GOAL OF THE EXERCISE: Print all entries precisely as they are written.

EXTRACTED MATERIAL:
--

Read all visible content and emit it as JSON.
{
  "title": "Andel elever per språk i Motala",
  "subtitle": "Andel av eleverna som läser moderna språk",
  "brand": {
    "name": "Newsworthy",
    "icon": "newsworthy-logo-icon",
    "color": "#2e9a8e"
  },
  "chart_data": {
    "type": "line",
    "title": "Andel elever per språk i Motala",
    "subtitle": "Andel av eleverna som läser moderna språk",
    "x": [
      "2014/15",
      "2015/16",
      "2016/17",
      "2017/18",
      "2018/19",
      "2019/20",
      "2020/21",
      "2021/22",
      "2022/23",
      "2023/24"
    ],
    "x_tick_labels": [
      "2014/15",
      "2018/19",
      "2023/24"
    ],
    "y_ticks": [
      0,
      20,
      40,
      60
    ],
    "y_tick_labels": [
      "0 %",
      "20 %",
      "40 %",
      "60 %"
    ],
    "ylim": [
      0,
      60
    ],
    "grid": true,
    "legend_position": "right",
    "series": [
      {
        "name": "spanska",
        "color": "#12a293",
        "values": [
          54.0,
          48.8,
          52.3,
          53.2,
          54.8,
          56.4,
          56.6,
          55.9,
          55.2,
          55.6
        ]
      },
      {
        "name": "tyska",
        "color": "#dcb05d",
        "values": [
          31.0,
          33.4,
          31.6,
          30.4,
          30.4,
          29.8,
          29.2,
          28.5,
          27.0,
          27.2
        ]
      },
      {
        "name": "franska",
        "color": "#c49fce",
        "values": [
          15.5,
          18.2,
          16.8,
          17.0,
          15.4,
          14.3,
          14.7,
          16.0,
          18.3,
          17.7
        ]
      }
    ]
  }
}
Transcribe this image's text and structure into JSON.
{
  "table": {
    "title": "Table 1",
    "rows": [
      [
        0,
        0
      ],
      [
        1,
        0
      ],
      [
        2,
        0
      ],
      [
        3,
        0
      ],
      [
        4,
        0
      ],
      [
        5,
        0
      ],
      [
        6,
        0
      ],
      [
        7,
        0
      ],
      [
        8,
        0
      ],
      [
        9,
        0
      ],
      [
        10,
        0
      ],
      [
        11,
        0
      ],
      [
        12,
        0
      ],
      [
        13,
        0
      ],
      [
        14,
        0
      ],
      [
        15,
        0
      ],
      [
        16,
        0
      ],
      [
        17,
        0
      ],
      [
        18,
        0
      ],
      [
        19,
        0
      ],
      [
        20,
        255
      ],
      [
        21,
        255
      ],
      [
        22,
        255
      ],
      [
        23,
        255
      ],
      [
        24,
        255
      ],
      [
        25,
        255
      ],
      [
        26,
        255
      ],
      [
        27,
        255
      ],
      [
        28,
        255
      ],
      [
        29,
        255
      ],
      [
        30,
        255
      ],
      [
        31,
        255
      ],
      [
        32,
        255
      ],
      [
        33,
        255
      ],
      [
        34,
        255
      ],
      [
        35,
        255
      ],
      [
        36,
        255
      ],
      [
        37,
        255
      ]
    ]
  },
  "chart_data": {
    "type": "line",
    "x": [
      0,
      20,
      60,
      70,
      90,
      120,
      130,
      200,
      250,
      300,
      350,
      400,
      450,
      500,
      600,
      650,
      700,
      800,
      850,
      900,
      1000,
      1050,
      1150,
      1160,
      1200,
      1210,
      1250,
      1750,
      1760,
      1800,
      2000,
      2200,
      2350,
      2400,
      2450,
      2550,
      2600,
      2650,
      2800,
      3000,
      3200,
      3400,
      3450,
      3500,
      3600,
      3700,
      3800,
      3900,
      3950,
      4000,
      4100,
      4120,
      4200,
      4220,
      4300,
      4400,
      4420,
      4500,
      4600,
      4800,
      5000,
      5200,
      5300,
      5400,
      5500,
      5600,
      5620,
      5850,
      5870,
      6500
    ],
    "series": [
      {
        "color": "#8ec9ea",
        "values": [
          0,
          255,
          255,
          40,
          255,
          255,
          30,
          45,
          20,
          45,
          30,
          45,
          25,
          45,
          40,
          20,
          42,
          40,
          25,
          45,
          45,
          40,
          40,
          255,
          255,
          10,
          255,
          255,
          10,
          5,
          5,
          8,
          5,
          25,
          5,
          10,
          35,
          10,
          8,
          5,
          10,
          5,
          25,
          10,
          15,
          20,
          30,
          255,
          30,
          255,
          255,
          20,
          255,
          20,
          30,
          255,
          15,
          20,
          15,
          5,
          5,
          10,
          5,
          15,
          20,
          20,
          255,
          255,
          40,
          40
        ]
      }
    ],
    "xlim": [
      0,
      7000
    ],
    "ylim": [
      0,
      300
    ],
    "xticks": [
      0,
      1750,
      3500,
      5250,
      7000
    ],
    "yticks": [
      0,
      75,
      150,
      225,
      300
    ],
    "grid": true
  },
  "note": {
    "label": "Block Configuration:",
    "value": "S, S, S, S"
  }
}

--

EXERCISE SOLUTION:
Read all visible content and emit it as JSON.
{
  "title": "Andel elever per språk i Motala",
  "subtitle": "Andel av eleverna som läser moderna språk",
  "brand": {
    "name": "Newsworthy",
    "icon": "newsworthy-logo-icon",
    "color": "#2e9a8e"
  },
  "chart_data": {
    "type": "line",
    "title": "Andel elever per språk i Motala",
    "subtitle": "Andel av eleverna som läser moderna språk",
    "x": [
      "2014/15",
      "2015/16",
      "2016/17",
      "2017/18",
      "2018/19",
      "2019/20",
      "2020/21",
      "2021/22",
      "2022/23",
      "2023/24"
    ],
    "x_tick_labels": [
      "2014/15",
      "2018/19",
      "2023/24"
    ],
    "y_ticks": [
      0,
      20,
      40,
      60
    ],
    "y_tick_labels": [
      "0 %",
      "20 %",
      "40 %",
      "60 %"
    ],
    "ylim": [
      0,
      60
    ],
    "grid": true,
    "legend_position": "right",
    "series": [
      {
        "name": "spanska",
        "color": "#12a293",
        "values": [
          54.0,
          48.8,
          52.3,
          53.2,
          54.8,
          56.4,
          56.6,
          55.9,
          55.2,
          55.6
        ]
      },
      {
        "name": "tyska",
        "color": "#dcb05d",
        "values": [
          31.0,
          33.4,
          31.6,
          30.4,
          30.4,
          29.8,
          29.2,
          28.5,
          27.0,
          27.2
        ]
      },
      {
        "name": "franska",
        "color": "#c49fce",
        "values": [
          15.5,
          18.2,
          16.8,
          17.0,
          15.4,
          14.3,
          14.7,
          16.0,
          18.3,
          17.7
        ]
      }
    ]
  }
}
Transcribe this image's text and structure into JSON.
{
  "table": {
    "title": "Table 1",
    "rows": [
      [
        0,
        0
      ],
      [
        1,
        0
      ],
      [
        2,
        0
      ],
      [
        3,
        0
      ],
      [
        4,
        0
      ],
      [
        5,
        0
      ],
      [
        6,
        0
      ],
      [
        7,
        0
      ],
      [
        8,
        0
      ],
      [
        9,
        0
      ],
      [
        10,
        0
      ],
      [
        11,
        0
      ],
      [
        12,
        0
      ],
      [
        13,
        0
      ],
      [
        14,
        0
      ],
      [
        15,
        0
      ],
      [
        16,
        0
      ],
      [
        17,
        0
      ],
      [
        18,
        0
      ],
      [
        19,
        0
      ],
      [
        20,
        255
      ],
      [
        21,
        255
      ],
      [
        22,
        255
      ],
      [
        23,
        255
      ],
      [
        24,
        255
      ],
      [
        25,
        255
      ],
      [
        26,
        255
      ],
      [
        27,
        255
      ],
      [
        28,
        255
      ],
      [
        29,
        255
      ],
      [
        30,
        255
      ],
      [
        31,
        255
      ],
      [
        32,
        255
      ],
      [
        33,
        255
      ],
      [
        34,
        255
      ],
      [
        35,
        255
      ],
      [
        36,
        255
      ],
      [
        37,
        255
      ]
    ]
  },
  "chart_data": {
    "type": "line",
    "x": [
      0,
      20,
      60,
      70,
      90,
      120,
      130,
      200,
      250,
      300,
      350,
      400,
      450,
      500,
      600,
      650,
      700,
      800,
      850,
      900,
      1000,
      1050,
      1150,
      1160,
      1200,
      1210,
      1250,
      1750,
      1760,
      1800,
      2000,
      2200,
      2350,
      2400,
      2450,
      2550,
      2600,
      2650,
      2800,
      3000,
      3200,
      3400,
      3450,
      3500,
      3600,
      3700,
      3800,
      3900,
      3950,
      4000,
      4100,
      4120,
      4200,
      4220,
      4300,
      4400,
      4420,
      4500,
      4600,
      4800,
      5000,
      5200,
      5300,
      5400,
      5500,
      5600,
      5620,
      5850,
      5870,
      6500
    ],
    "series": [
      {
        "color": "#8ec9ea",
        "values": [
          0,
          255,
          255,
          40,
          255,
          255,
          30,
          45,
          20,
          45,
          30,
          45,
          25,
          45,
          40,
          20,
          42,
          40,
          25,
          45,
          45,
          40,
          40,
          255,
          255,
          10,
          255,
          255,
          10,
          5,
          5,
          8,
          5,
          25,
          5,
          10,
          35,
          10,
          8,
          5,
          10,
          5,
          25,
          10,
          15,
          20,
          30,
          255,
          30,
          255,
          255,
          20,
          255,
          20,
          30,
          255,
          15,
          20,
          15,
          5,
          5,
          10,
          5,
          15,
          20,
          20,
          255,
          255,
          40,
          40
        ]
      }
    ],
    "xlim": [
      0,
      7000
    ],
    "ylim": [
      0,
      300
    ],
    "xticks": [
      0,
      1750,
      3500,
      5250,
      7000
    ],
    "yticks": [
      0,
      75,
      150,
      225,
      300
    ],
    "grid": true
  },
  "note": {
    "label": "Block Configuration:",
    "value": "S, S, S, S"
  }
}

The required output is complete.